Problem description: Tally the lines containing the word "深圳市粤房通信息咨询有限公司" and give the total alone.

════════

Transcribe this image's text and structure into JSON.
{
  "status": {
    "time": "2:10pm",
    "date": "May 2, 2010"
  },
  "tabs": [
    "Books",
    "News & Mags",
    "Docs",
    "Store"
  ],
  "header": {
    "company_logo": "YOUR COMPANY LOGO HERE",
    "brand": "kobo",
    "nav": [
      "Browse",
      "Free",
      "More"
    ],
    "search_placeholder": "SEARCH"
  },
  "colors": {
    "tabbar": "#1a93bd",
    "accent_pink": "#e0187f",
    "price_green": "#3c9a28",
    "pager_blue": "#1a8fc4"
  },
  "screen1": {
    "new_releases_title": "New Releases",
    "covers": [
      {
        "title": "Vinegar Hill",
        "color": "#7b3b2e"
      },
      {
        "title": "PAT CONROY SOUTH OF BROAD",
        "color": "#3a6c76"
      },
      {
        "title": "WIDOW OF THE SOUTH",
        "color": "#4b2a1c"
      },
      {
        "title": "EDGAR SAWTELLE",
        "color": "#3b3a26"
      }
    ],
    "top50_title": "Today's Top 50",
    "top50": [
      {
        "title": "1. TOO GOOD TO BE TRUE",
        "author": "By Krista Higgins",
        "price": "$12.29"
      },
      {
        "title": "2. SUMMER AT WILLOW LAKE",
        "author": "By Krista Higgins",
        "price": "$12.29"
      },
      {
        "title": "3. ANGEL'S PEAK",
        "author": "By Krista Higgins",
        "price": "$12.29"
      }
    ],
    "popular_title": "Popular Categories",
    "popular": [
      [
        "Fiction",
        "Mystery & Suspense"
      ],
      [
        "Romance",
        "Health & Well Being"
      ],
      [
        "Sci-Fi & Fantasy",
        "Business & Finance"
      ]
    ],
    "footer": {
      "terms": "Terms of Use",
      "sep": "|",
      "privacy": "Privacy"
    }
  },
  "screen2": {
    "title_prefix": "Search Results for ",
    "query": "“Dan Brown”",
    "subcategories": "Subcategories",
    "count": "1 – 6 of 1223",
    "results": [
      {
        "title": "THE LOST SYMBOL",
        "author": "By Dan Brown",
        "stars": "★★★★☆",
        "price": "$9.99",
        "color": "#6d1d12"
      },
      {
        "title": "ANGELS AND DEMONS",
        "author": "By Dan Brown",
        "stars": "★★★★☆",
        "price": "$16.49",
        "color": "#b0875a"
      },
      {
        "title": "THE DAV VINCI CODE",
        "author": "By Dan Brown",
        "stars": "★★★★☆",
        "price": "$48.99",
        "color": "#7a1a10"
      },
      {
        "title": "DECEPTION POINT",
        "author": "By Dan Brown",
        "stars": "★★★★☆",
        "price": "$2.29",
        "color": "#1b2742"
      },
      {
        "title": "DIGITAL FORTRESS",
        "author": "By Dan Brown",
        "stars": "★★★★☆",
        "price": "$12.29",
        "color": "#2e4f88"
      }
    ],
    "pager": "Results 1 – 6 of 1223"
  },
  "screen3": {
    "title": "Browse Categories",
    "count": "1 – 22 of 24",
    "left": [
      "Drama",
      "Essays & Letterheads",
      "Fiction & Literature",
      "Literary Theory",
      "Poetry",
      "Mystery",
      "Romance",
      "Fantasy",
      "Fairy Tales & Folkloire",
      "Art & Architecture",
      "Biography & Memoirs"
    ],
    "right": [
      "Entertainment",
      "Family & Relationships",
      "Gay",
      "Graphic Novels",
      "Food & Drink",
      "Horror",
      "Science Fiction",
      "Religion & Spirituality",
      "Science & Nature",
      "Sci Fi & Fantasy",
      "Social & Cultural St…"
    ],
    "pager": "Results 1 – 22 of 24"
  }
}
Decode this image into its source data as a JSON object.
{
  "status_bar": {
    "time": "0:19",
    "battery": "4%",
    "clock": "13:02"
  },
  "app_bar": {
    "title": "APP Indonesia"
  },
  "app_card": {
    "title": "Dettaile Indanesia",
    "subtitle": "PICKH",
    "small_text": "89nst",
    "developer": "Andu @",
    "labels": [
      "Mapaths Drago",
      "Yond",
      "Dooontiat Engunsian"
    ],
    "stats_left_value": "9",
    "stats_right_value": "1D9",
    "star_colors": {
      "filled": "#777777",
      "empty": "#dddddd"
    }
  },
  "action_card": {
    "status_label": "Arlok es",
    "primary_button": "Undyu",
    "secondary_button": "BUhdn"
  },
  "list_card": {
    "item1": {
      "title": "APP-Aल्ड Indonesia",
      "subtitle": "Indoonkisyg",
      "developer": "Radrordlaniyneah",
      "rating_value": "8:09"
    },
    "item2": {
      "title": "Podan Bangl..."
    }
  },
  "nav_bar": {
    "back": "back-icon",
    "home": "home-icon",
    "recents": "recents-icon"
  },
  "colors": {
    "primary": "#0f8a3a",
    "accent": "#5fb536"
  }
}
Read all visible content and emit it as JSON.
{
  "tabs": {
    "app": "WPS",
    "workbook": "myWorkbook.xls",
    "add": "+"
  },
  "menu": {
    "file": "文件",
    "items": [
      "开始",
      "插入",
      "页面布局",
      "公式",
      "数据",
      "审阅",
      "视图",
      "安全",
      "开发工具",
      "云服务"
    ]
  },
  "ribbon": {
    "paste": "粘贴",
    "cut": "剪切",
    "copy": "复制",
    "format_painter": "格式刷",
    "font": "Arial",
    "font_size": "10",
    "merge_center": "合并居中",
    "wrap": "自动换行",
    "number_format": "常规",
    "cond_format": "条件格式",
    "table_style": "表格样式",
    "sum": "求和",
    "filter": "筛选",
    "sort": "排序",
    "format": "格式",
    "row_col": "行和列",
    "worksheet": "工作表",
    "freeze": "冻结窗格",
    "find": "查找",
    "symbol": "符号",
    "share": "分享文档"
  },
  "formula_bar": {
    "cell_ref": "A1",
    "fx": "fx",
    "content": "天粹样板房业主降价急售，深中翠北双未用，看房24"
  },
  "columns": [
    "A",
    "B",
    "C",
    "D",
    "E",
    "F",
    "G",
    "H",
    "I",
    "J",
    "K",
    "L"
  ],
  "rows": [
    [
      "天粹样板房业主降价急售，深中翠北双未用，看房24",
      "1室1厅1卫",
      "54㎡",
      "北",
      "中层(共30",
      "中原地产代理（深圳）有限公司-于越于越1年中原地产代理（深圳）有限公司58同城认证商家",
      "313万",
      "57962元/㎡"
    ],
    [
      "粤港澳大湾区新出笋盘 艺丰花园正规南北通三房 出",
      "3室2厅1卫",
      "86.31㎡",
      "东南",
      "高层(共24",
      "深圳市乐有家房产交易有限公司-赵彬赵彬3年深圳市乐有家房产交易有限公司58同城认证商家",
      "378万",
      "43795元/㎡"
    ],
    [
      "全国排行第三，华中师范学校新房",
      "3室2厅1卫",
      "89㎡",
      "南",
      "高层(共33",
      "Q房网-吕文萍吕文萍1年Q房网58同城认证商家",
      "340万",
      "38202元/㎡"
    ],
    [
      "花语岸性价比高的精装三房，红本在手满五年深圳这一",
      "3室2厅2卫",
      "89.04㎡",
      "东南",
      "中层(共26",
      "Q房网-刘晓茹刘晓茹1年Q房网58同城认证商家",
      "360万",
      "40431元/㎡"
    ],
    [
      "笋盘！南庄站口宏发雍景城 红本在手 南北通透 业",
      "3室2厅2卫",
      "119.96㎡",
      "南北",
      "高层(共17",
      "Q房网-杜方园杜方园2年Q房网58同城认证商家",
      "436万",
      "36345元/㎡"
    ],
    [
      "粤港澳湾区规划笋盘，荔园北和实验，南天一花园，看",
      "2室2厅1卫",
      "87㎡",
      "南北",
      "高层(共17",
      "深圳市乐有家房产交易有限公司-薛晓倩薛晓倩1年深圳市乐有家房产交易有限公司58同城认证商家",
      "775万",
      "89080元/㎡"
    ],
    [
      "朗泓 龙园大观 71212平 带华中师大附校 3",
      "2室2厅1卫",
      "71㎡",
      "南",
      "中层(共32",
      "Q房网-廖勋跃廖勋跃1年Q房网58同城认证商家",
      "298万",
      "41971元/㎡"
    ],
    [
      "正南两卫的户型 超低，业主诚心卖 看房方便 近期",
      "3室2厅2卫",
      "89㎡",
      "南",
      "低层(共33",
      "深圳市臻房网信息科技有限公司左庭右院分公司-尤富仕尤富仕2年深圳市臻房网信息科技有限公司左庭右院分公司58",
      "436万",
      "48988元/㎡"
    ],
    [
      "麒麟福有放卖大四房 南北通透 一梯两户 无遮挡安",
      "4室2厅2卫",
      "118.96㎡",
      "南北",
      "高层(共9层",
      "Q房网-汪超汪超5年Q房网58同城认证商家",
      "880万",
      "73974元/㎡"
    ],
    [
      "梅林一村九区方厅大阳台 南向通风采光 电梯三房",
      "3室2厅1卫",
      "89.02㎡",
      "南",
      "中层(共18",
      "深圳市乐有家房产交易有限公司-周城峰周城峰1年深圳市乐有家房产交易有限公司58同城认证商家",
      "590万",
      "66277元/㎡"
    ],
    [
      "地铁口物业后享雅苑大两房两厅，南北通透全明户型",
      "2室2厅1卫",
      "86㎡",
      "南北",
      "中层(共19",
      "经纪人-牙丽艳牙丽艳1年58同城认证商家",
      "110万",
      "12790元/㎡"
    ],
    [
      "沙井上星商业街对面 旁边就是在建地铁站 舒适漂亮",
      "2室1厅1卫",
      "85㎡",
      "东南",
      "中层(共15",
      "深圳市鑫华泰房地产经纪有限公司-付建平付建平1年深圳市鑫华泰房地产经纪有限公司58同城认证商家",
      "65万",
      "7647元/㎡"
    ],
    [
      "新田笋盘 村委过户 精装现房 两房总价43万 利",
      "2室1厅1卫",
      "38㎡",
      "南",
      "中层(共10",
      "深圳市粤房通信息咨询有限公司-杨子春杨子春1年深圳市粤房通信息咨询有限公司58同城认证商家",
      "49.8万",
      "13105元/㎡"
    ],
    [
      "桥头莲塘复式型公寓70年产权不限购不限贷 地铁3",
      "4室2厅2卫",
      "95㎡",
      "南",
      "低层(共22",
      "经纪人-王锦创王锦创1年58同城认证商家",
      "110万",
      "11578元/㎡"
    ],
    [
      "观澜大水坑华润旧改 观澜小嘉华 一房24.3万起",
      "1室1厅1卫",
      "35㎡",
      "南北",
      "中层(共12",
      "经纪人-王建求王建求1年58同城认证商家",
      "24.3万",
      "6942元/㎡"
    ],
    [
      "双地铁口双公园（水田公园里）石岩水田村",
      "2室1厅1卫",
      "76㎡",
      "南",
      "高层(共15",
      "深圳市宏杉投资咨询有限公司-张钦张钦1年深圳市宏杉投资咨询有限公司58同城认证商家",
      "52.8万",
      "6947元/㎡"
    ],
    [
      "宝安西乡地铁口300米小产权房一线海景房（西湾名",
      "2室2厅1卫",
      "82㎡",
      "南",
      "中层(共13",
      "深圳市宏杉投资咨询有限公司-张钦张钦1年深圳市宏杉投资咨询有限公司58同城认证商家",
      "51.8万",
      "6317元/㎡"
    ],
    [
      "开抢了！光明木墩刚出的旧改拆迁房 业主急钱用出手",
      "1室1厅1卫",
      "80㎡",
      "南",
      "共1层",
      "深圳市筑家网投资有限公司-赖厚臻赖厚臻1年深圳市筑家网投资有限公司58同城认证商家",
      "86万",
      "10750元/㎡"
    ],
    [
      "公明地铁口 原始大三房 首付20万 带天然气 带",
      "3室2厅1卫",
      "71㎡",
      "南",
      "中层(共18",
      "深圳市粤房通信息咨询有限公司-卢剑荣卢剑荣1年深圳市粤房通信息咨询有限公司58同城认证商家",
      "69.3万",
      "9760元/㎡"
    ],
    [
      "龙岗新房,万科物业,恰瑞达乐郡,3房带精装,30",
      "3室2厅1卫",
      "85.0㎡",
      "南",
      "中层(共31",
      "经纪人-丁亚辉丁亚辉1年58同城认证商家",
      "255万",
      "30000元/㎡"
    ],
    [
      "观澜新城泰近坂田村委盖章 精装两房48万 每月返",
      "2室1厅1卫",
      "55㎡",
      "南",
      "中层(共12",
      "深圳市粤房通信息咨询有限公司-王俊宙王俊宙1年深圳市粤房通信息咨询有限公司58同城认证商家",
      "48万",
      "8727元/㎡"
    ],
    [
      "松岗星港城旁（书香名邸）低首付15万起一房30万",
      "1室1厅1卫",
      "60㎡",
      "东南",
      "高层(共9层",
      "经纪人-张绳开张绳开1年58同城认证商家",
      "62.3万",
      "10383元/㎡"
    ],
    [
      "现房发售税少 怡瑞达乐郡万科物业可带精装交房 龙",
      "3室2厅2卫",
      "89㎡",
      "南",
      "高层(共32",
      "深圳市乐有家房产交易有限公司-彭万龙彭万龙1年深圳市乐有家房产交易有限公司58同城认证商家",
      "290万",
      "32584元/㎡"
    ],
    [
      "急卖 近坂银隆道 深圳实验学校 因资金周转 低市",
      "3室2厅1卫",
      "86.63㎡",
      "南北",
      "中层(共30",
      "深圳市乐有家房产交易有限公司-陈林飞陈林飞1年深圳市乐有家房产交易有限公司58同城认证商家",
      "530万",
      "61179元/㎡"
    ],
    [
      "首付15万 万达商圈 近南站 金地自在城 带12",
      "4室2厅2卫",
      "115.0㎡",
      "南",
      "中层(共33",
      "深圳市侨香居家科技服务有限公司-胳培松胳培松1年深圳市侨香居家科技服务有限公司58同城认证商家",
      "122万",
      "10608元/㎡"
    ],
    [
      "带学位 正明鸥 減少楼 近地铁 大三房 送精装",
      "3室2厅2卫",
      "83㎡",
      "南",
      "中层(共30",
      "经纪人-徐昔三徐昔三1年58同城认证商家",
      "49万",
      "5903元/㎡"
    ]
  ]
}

════════

Expected answer: 3